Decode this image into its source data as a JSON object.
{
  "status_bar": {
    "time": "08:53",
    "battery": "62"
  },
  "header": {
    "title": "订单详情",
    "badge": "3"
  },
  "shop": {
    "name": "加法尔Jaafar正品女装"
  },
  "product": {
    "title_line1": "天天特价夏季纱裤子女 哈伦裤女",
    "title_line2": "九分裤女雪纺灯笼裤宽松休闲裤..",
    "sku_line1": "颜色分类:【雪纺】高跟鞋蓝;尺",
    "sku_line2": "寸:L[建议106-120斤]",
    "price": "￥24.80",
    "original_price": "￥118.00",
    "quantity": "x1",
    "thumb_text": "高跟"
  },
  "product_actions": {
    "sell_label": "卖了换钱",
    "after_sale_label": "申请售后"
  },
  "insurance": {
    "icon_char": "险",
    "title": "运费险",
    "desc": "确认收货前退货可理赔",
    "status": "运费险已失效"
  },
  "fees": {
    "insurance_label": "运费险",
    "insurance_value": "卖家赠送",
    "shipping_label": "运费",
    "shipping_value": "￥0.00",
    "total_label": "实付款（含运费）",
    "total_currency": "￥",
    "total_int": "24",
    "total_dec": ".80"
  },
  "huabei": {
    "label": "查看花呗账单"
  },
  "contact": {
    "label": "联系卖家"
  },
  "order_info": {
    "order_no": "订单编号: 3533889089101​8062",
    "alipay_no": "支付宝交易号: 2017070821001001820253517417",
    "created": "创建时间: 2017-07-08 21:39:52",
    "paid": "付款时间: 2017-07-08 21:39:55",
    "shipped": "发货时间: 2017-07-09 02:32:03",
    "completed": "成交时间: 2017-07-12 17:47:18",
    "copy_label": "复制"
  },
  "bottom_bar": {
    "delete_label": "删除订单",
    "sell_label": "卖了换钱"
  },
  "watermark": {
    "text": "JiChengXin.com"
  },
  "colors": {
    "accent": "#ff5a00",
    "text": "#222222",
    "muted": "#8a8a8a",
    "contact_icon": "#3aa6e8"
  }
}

The task
Repeat all the entries word for word.

Answer for the task
Decode this image into its source data as a JSON object.
{
  "status_bar": {
    "time": "08:53",
    "battery": "62"
  },
  "header": {
    "title": "订单详情",
    "badge": "3"
  },
  "shop": {
    "name": "加法尔Jaafar正品女装"
  },
  "product": {
    "title_line1": "天天特价夏季纱裤子女 哈伦裤女",
    "title_line2": "九分裤女雪纺灯笼裤宽松休闲裤..",
    "sku_line1": "颜色分类:【雪纺】高跟鞋蓝;尺",
    "sku_line2": "寸:L[建议106-120斤]",
    "price": "￥24.80",
    "original_price": "￥118.00",
    "quantity": "x1",
    "thumb_text": "高跟"
  },
  "product_actions": {
    "sell_label": "卖了换钱",
    "after_sale_label": "申请售后"
  },
  "insurance": {
    "icon_char": "险",
    "title": "运费险",
    "desc": "确认收货前退货可理赔",
    "status": "运费险已失效"
  },
  "fees": {
    "insurance_label": "运费险",
    "insurance_value": "卖家赠送",
    "shipping_label": "运费",
    "shipping_value": "￥0.00",
    "total_label": "实付款（含运费）",
    "total_currency": "￥",
    "total_int": "24",
    "total_dec": ".80"
  },
  "huabei": {
    "label": "查看花呗账单"
  },
  "contact": {
    "label": "联系卖家"
  },
  "order_info": {
    "order_no": "订单编号: 3533889089101​8062",
    "alipay_no": "支付宝交易号: 2017070821001001820253517417",
    "created": "创建时间: 2017-07-08 21:39:52",
    "paid": "付款时间: 2017-07-08 21:39:55",
    "shipped": "发货时间: 2017-07-09 02:32:03",
    "completed": "成交时间: 2017-07-12 17:47:18",
    "copy_label": "复制"
  },
  "bottom_bar": {
    "delete_label": "删除订单",
    "sell_label": "卖了换钱"
  },
  "watermark": {
    "text": "JiChengXin.com"
  },
  "colors": {
    "accent": "#ff5a00",
    "text": "#222222",
    "muted": "#8a8a8a",
    "contact_icon": "#3aa6e8"
  }
}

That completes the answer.